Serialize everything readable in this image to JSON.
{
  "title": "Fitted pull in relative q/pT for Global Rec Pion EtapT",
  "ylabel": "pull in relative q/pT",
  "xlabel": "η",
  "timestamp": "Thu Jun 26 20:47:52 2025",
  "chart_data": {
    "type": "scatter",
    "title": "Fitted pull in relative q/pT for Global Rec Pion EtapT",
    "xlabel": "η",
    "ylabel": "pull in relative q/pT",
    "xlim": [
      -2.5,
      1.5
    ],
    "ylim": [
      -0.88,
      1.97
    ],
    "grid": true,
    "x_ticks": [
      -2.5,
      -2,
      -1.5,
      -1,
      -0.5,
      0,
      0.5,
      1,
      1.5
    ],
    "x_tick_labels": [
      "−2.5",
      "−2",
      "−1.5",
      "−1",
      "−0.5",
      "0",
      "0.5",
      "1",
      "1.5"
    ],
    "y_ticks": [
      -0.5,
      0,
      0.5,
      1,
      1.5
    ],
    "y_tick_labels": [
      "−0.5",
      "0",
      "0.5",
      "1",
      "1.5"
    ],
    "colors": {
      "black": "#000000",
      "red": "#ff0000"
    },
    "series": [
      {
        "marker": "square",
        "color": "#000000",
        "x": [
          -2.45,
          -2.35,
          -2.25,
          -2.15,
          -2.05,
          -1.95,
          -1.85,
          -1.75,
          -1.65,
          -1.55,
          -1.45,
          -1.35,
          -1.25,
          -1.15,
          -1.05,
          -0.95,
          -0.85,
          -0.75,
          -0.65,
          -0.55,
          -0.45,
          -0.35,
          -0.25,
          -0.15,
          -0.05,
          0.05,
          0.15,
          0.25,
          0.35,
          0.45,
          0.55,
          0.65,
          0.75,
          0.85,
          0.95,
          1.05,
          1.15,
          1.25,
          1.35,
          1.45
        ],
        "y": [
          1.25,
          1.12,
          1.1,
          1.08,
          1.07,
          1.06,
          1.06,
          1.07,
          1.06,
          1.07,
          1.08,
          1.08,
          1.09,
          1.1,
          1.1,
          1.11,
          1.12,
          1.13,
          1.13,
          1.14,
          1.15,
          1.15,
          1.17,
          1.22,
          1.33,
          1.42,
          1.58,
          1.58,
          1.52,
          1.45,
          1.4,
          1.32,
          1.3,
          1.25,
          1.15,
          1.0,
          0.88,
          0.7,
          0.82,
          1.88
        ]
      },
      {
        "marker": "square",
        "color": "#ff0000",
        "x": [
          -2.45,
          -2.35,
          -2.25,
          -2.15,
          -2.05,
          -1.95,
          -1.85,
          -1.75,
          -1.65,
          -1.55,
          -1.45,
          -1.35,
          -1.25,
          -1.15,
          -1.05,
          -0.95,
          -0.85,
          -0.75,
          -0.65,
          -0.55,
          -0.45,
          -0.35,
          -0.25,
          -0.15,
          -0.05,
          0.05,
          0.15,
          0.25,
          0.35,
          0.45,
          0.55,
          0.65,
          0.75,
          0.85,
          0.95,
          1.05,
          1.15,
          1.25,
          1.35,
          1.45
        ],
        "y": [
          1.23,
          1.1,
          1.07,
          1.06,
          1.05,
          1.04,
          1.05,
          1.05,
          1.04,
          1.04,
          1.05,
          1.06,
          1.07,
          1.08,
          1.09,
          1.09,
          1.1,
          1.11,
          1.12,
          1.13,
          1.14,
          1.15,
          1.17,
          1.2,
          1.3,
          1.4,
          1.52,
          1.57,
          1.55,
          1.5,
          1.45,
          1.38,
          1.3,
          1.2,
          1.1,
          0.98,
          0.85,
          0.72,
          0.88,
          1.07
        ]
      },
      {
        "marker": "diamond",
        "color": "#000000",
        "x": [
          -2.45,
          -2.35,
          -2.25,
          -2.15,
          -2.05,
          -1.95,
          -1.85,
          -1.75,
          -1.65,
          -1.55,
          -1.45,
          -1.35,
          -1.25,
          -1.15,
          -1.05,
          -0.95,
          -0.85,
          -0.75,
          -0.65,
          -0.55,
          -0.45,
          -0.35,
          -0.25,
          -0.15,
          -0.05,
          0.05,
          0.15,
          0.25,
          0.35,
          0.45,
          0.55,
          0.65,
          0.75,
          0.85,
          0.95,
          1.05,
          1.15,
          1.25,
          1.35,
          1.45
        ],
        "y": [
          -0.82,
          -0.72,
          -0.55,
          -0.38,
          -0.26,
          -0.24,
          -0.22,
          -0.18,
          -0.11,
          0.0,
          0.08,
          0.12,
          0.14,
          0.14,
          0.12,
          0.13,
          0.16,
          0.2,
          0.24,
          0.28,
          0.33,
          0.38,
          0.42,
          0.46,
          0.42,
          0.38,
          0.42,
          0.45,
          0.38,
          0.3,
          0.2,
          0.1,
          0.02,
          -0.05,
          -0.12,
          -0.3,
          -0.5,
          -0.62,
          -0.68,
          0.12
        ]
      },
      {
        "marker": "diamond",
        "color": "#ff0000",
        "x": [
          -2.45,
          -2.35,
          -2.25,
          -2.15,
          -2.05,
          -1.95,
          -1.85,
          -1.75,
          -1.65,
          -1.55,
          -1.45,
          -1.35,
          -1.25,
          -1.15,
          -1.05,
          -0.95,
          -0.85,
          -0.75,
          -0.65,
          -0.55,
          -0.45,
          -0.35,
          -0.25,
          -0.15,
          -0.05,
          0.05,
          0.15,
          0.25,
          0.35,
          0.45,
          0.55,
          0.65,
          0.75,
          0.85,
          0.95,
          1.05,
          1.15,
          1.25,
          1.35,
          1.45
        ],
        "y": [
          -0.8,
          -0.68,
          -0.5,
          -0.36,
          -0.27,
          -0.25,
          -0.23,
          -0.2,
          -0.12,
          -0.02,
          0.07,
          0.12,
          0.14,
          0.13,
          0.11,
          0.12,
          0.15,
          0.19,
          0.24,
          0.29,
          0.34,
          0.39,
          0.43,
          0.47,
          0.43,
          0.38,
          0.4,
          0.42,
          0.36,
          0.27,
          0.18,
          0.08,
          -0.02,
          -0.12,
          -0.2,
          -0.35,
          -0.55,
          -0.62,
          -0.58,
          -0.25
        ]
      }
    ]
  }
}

Task prompt: Pick each line holding the word "Pion" out of the data and copy it.

Result of this exercise:
  "title": "Fitted pull in relative q/pT for Global Rec Pion EtapT",
    "title": "Fitted pull in relative q/pT for Global Rec Pion EtapT",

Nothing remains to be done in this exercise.